#### [Stated problem]
Look through the material below. Copy each line that contains the string "CATEGORY".

───── The input ─────

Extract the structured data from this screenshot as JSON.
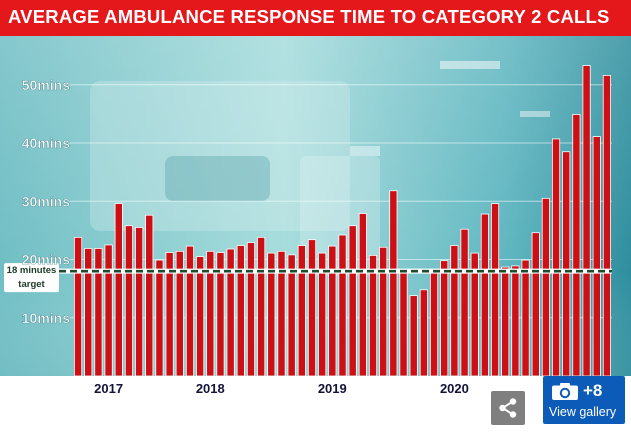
{
  "title": "AVERAGE AMBULANCE RESPONSE TIME TO CATEGORY 2 CALLS",
  "colors": {
    "title_bar": "#e4171b",
    "bar_fill": "#cc1016",
    "bar_edge": "#ffffff",
    "target_line": "#1f4a2c",
    "photo_background": "#8dd0d2",
    "gallery_button": "#0c5bb8",
    "share_button": "#7f7f7f"
  },
  "chart_data": {
    "type": "bar",
    "title": "AVERAGE AMBULANCE RESPONSE TIME TO CATEGORY 2 CALLS",
    "ylim": [
      0,
      55
    ],
    "grid": true,
    "y_ticks": [
      {
        "value": 10,
        "label": "10mins"
      },
      {
        "value": 20,
        "label": "20mins"
      },
      {
        "value": 30,
        "label": "30mins"
      },
      {
        "value": 40,
        "label": "40mins"
      },
      {
        "value": 50,
        "label": "50mins"
      }
    ],
    "x_labels": [
      {
        "label": "2017",
        "index": 3
      },
      {
        "label": "2018",
        "index": 13
      },
      {
        "label": "2019",
        "index": 25
      },
      {
        "label": "2020",
        "index": 37
      }
    ],
    "values": [
      23.8,
      21.9,
      21.9,
      22.5,
      29.6,
      25.8,
      25.5,
      27.6,
      19.9,
      21.2,
      21.4,
      22.3,
      20.5,
      21.4,
      21.2,
      21.8,
      22.4,
      22.9,
      23.8,
      21.1,
      21.4,
      20.8,
      22.4,
      23.4,
      21.1,
      22.3,
      24.2,
      25.8,
      27.9,
      20.7,
      22.1,
      31.8,
      18.2,
      13.8,
      14.8,
      17.7,
      19.8,
      22.4,
      25.2,
      21.1,
      27.8,
      29.6,
      18.7,
      18.9,
      19.9,
      24.6,
      30.5,
      40.7,
      38.5,
      44.9,
      53.3,
      41.1,
      51.6
    ],
    "target": {
      "value": 18,
      "label_line1": "18 minutes",
      "label_line2": "target"
    }
  },
  "gallery": {
    "count": "+8",
    "label": "View gallery",
    "icon": "camera-icon"
  },
  "share": {
    "icon": "share-icon"
  }
}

─────

#### [Result of this exercise]
  "title": "AVERAGE AMBULANCE RESPONSE TIME TO CATEGORY 2 CALLS",
    "title": "AVERAGE AMBULANCE RESPONSE TIME TO CATEGORY 2 CALLS",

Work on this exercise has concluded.